- _Listed entries_

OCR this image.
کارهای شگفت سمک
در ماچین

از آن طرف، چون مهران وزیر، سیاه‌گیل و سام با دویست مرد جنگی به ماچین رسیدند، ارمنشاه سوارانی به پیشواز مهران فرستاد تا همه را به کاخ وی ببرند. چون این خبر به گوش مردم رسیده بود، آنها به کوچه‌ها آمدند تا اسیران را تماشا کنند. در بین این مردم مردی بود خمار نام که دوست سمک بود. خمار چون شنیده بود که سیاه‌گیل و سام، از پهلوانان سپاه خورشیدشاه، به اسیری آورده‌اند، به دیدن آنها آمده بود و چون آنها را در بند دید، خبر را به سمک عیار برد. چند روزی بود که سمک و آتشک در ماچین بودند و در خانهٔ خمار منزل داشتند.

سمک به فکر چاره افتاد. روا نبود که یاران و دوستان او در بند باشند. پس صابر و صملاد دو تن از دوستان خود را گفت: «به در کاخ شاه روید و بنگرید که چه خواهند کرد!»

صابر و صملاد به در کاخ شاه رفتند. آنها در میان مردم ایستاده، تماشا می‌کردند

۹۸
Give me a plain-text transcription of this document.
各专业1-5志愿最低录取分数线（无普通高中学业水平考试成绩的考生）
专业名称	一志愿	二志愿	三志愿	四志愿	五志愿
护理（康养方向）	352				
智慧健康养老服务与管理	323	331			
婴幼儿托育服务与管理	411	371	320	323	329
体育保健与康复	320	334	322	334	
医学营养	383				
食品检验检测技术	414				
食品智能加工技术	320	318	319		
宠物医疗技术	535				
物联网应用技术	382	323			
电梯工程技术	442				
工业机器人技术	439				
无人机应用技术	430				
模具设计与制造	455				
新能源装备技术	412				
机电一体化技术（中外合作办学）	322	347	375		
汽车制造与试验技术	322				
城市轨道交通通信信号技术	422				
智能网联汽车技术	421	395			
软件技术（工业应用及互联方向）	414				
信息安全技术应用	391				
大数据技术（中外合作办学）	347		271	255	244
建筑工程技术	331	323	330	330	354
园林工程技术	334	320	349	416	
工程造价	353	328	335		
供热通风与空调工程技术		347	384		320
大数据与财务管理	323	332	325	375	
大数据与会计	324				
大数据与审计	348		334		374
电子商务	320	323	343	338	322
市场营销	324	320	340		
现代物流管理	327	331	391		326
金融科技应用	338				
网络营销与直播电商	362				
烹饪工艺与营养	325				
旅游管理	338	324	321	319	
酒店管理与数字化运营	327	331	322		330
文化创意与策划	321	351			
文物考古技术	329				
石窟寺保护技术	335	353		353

- _Task description_
Collect the lines of the data that carry the word "مردم".

- _Result for this task_
از آن طرف، چون مهران وزیر، سیاه‌گیل و سام با دویست مرد جنگی به ماچین رسیدند، ارمنشاه سوارانی به پیشواز مهران فرستاد تا همه را به کاخ وی ببرند. چون این خبر به گوش مردم رسیده بود، آنها به کوچه‌ها آمدند تا اسیران را تماشا کنند. در بین این مردم مردی بود خمار نام که دوست سمک بود. خمار چون شنیده بود که سیاه‌گیل و سام، از پهلوانان سپاه خورشیدشاه، به اسیری آورده‌اند، به دیدن آنها آمده بود و چون آنها را در بند دید، خبر را به سمک عیار برد. چند روزی بود که سمک و آتشک در ماچین بودند و در خانهٔ خمار منزل داشتند.
صابر و صملاد به در کاخ شاه رفتند. آنها در میان مردم ایستاده، تماشا می‌کردند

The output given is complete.